Problem/Motivation
Since #1427838: password_confirm children do not pick up #states or #attributes was committed, states are now incorrectly applied to (at least) 'item' form elements.
Specifically the intention of that issue was to change this code:
// Elements of '#type' => 'item' are not actual form input elements, but we
// still want to be able to show/hide them. Since there's no actual HTML
// input element available, setting #attributes does not make sense, but a
// wrapper is available, so setting #wrapper_attributes makes it work.
$key = ($elements['#type'] == 'item') ? '#wrapper_attributes' : '#attributes';
$elements[$key]['data-drupal-states'] = Json::encode($elements['#states']);
To something that includes the password confirm element, and indeed early on in the work for that issue we had this code:
// Elements of '#type' => 'item' are not actual form input elements, but we
// still want to be able to show/hide them. Since there's no actual HTML
// input element available, setting #attributes does not make sense, but a
// wrapper is available, so setting #wrapper_attributes makes it work.
$key = ($elements['#type'] == 'item' || $elements['#type'] == 'password_confirm') ? '#wrapper_attributes' : '#attributes';
$elements[$key]['data-drupal-states'] = Json::encode($elements['#states']);
However, after some discussion it was decided to not target the elements specifically, but try to identify the types of elements that would likely use wrapper attributes instead of attributes.

**Provided records**
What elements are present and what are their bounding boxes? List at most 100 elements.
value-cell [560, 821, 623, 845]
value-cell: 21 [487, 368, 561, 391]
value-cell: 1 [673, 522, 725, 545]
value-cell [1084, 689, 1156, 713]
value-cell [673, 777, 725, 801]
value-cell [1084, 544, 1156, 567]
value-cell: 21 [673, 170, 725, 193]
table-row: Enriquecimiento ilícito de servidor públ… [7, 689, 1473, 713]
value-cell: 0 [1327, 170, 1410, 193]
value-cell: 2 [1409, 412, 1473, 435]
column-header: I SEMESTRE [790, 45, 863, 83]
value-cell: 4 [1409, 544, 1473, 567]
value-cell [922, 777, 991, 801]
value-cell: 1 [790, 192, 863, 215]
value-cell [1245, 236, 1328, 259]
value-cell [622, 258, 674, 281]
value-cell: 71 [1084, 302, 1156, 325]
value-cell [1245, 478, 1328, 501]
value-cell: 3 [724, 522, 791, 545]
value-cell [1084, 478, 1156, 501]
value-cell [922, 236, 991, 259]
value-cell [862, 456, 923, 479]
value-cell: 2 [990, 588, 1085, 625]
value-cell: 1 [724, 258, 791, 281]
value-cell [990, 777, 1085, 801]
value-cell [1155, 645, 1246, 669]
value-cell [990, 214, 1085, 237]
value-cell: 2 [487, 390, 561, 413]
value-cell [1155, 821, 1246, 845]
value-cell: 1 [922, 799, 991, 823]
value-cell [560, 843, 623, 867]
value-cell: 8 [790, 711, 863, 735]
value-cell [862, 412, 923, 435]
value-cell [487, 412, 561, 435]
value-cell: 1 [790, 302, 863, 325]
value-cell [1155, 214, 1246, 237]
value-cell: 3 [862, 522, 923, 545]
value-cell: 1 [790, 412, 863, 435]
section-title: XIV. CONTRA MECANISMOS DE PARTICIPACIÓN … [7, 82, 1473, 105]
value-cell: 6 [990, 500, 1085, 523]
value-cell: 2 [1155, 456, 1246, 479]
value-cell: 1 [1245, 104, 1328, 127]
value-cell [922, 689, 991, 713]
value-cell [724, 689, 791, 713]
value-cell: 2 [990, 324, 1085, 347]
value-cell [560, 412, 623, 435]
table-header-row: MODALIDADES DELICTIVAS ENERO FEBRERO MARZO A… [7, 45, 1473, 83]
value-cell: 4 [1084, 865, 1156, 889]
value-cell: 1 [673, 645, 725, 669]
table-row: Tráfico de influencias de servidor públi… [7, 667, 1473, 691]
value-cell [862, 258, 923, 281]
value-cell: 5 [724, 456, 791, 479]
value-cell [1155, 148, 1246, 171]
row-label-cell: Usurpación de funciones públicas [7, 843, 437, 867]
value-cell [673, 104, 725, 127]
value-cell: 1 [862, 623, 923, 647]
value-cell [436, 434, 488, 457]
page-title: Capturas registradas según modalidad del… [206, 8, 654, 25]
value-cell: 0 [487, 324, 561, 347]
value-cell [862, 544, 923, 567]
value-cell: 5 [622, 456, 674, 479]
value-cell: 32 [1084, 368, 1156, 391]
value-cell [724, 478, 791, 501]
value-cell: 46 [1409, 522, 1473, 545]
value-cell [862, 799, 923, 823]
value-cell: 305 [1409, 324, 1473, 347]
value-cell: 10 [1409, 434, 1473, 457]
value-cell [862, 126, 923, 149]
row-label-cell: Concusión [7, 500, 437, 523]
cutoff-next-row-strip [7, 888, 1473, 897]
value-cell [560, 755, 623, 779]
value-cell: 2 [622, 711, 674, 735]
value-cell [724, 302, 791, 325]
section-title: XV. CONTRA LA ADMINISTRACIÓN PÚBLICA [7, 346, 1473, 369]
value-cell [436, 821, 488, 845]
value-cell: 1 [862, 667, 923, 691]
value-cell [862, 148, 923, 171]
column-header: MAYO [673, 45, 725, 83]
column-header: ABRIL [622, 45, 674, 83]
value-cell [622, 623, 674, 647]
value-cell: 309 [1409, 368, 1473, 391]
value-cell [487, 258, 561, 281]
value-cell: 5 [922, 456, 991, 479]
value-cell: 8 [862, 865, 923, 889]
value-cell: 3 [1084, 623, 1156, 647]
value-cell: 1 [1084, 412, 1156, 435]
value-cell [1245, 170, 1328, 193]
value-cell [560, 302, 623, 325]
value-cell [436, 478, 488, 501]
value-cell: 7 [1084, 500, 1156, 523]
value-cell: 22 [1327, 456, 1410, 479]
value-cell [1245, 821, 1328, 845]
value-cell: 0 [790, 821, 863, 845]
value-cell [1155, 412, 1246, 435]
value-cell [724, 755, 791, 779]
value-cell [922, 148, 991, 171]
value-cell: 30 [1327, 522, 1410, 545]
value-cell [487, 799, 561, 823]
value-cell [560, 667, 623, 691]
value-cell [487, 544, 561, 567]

**Work instructions**
Can you carry on the issue write-up about #states being misapplied to 'item' form elements, picking up right after its last sentence?

**Answer space**
This resulted in the following code being committed:
// Elements that are actual form input elements, use '#attributes'.
// In cases like 'item' that are not actual form input elements or
// those like 'password_confirm' that have child elements,
// use #wrapper_attributes.
$key = (($elements['#markup'] ?? FALSE) === '' && ($elements['#input'] ?? FALSE) === TRUE) ? '#wrapper_attributes' : '#attributes';
$elements[$key]['data-drupal-states'] = Json::encode($elements['#states']);
This code broke a unit test, which was then fixed in a follow up commit where the fix was to make the testing form 'item' an input element, with no #markup, this is fine for the unit test, but there are plenty of places in core alone that set '#markup' to be a non-empty string, and it's still valid to expect states to apply on those elements, as they did before.
Steps to reproduce
Have a form with some #states set on a regular, plain '#type' => 'item' form element, with #markup a non-empty value, observe that the attribute isn't correctly added to the wrapper on the page. And thus the states doesn't work.
Proposed resolution
Introduce a new FAPI property: #states_attributes_target_key to explicitly control where the attributes generated for a #states property are placed in the render array (for example, #attributes vs #wrapper_attributes).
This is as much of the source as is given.